# Shark in Ko'Olina lagoon



## easyrider (Jun 18, 2019)

I saw on the Ko'Olina fb page that a shark closed down the lagoon. Not too big a shark but I guess big enough.

https://www.kitv.com/story/40654821...lH05VW-u8FWTyjTcCrKRWWMhUBCWDHXOCy3wvQtaqFlsc

Bill


----------



## DaveNV (Jun 18, 2019)

A small hammerhead is pretty common around Oahu.  If you ever go swimming at the Ewa end of Ala Moana Beach Park, nearer to Kewalo Basin, don't look down. Just sayin'. 

Dave


----------



## BJRSanDiego (Jun 19, 2019)

I live in San Diego and last weekend they had a bunch (perhaps a dozen or more) of people get "stung" by stingrays.  That's what the news report said.  

The news media made it seem like this is the first time in history that something like this happened.  But in the past, I recall swimming in that same area (Carlsbad state beach) and seeing that when my fins disturbed the bottom that the entire bottom epupted with dinner plate sized rays on the bottom.  There were hundreds of them everywhere.  At the time, I was told to always shuffle my feet on the bottom to keep from stepping on any of them. 

So, I'm guessing that the Marriott staff took good precautions and the news media is looking for something to report.  

Nothing to see here folks.  Just move along....


----------



## davidvel (Jun 19, 2019)

BJRSanDiego said:


> I live in San Diego and last weekend they had a bunch (perhaps a dozen or more) of people get "stung" by stingrays.  That's what the news report said.
> 
> The news media made it seem like this is the first time in history that something like this happened.  But in the past, I recall swimming in that same area (Carlsbad state beach) and seeing that when my fins disturbed the bottom that the entire bottom epupted with dinner plate sized rays on the bottom.  There were hundreds of them everywhere.  At the time, I was told to always shuffle my feet on the bottom to keep from stepping on any of them.

Given information:
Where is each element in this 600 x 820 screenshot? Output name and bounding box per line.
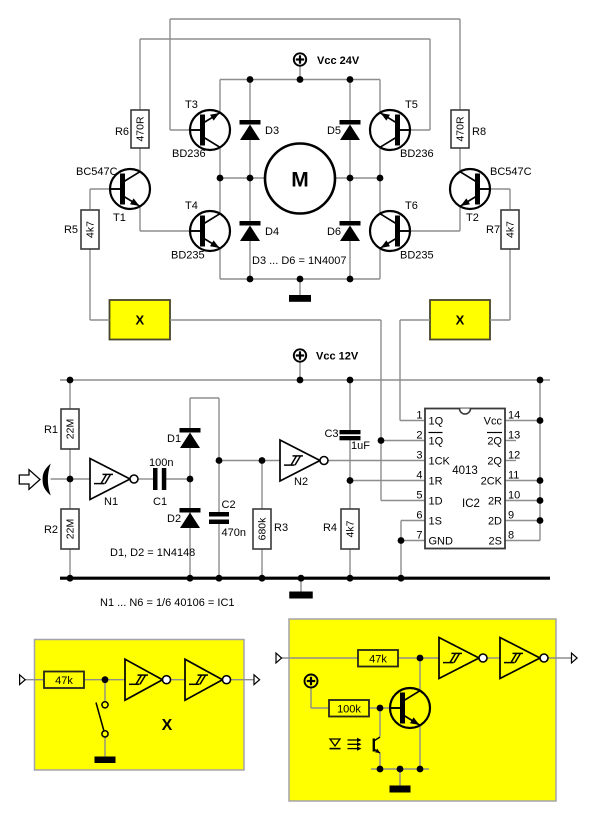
- svg-text:1Q: 1Q: [429, 436, 444, 448]
- svg-text:R1: R1: [44, 424, 58, 436]
- svg-text:470R: 470R: [455, 116, 467, 142]
- svg-text:X: X: [135, 313, 144, 328]
- svg-text:BC547C: BC547C: [76, 166, 118, 178]
- svg-text:IC2: IC2: [462, 498, 480, 510]
- svg-text:4: 4: [416, 470, 422, 482]
- svg-text:9: 9: [508, 510, 514, 522]
- svg-text:1: 1: [416, 410, 422, 422]
- svg-text:T5: T5: [405, 99, 418, 111]
- svg-text:13: 13: [508, 430, 520, 442]
- svg-text:D3 ... D6 = 1N4007: D3 ... D6 = 1N4007: [252, 255, 346, 267]
- svg-text:T1: T1: [113, 212, 126, 224]
- svg-text:D4: D4: [265, 226, 279, 238]
- svg-text:T2: T2: [466, 212, 479, 224]
- svg-text:BC547C: BC547C: [490, 166, 532, 178]
- svg-text:22M: 22M: [65, 519, 77, 539]
- svg-text:1D: 1D: [429, 496, 443, 508]
- svg-text:2D: 2D: [488, 516, 502, 528]
- svg-text:R7: R7: [486, 224, 500, 236]
- svg-text:6: 6: [416, 510, 422, 522]
- svg-text:GND: GND: [429, 536, 454, 548]
- svg-text:R4: R4: [323, 522, 337, 534]
- svg-text:X: X: [162, 717, 173, 734]
- svg-text:BD235: BD235: [171, 250, 205, 262]
- svg-text:T6: T6: [405, 200, 418, 212]
- svg-text:47k: 47k: [369, 654, 387, 666]
- svg-text:1uF: 1uF: [351, 440, 370, 452]
- svg-text:4k7: 4k7: [345, 520, 357, 537]
- svg-text:D3: D3: [265, 125, 279, 137]
- svg-text:2Q: 2Q: [487, 436, 502, 448]
- svg-text:4k7: 4k7: [85, 221, 97, 238]
- svg-text:470R: 470R: [135, 116, 147, 142]
- svg-text:BD236: BD236: [172, 148, 206, 160]
- svg-text:8: 8: [508, 530, 514, 542]
- svg-text:2CK: 2CK: [481, 476, 503, 488]
- svg-text:1Q: 1Q: [429, 416, 444, 428]
- svg-text:3: 3: [416, 450, 422, 462]
- svg-text:1S: 1S: [429, 516, 442, 528]
- svg-text:100n: 100n: [149, 457, 173, 469]
- svg-text:10: 10: [508, 490, 520, 502]
- svg-text:C1: C1: [153, 496, 167, 508]
- svg-text:470n: 470n: [222, 527, 246, 539]
- svg-text:D5: D5: [327, 125, 341, 137]
- svg-text:11: 11: [508, 470, 519, 482]
- svg-text:1R: 1R: [429, 476, 443, 488]
- svg-text:N2: N2: [294, 476, 308, 488]
- svg-text:M: M: [291, 169, 309, 192]
- svg-text:T4: T4: [185, 200, 198, 212]
- svg-text:7: 7: [416, 530, 422, 542]
- svg-text:14: 14: [508, 410, 520, 422]
- svg-text:D6: D6: [327, 226, 341, 238]
- svg-text:R8: R8: [472, 126, 486, 138]
- svg-text:N1: N1: [104, 496, 118, 508]
- svg-text:D1, D2 = 1N4148: D1, D2 = 1N4148: [110, 547, 195, 559]
- svg-text:100k: 100k: [337, 704, 361, 716]
- svg-text:2Q: 2Q: [487, 456, 502, 468]
- svg-text:R5: R5: [64, 224, 78, 236]
- svg-text:C2: C2: [222, 499, 236, 511]
- svg-text:Vcc: Vcc: [484, 416, 503, 428]
- svg-text:Vcc 12V: Vcc 12V: [316, 351, 359, 363]
- svg-text:680k: 680k: [257, 517, 269, 541]
- svg-text:X: X: [456, 313, 465, 328]
- svg-text:C3: C3: [324, 428, 338, 440]
- svg-text:BD235: BD235: [400, 250, 434, 262]
- svg-text:R6: R6: [115, 126, 129, 138]
- svg-text:T3: T3: [185, 99, 198, 111]
- svg-text:12: 12: [508, 450, 520, 462]
- svg-text:N1 ... N6 = 1/6 40106 = IC1: N1 ... N6 = 1/6 40106 = IC1: [100, 597, 235, 609]
- svg-text:R2: R2: [44, 524, 58, 536]
- svg-text:2: 2: [416, 430, 422, 442]
- svg-text:2S: 2S: [489, 536, 502, 548]
- svg-text:2R: 2R: [488, 496, 502, 508]
- svg-text:4013: 4013: [452, 465, 478, 477]
- svg-text:D1: D1: [167, 433, 181, 445]
- svg-text:D2: D2: [167, 513, 181, 525]
- svg-text:Vcc 24V: Vcc 24V: [317, 55, 360, 67]
- svg-text:4k7: 4k7: [505, 221, 517, 238]
- svg-text:1CK: 1CK: [429, 456, 451, 468]
- svg-text:BD236: BD236: [400, 148, 434, 160]
- svg-text:R3: R3: [274, 522, 288, 534]
- svg-text:5: 5: [416, 490, 422, 502]
- svg-text:22M: 22M: [65, 419, 77, 439]
- svg-text:47k: 47k: [55, 675, 73, 687]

Objectives:
(1) Duplicate the part of the shark thread that opens with the words containing "I saw on the" and closes with "DaveNV (Jun 18, 2019)".
(2) List the usernames of everyone who posted in the shark thread.
(3) In the shark thread, what does DaveNV say is pretty common around Oahu?
The rows are separate material and not part of the shark thread.

Solutions to the exercise:
(1)
I saw on the Ko'Olina fb page that a shark closed down the lagoon. Not too big a shark but I guess big enough.

https://www.kitv.com/story/40654821...lH05VW-u8FWTyjTcCrKRWWMhUBCWDHXOCy3wvQtaqFlsc

Bill


----------



## DaveNV (Jun 18, 2019)

(2) easyrider, DaveNV, BJRSanDiego, davidvel

(3) A small hammerhead.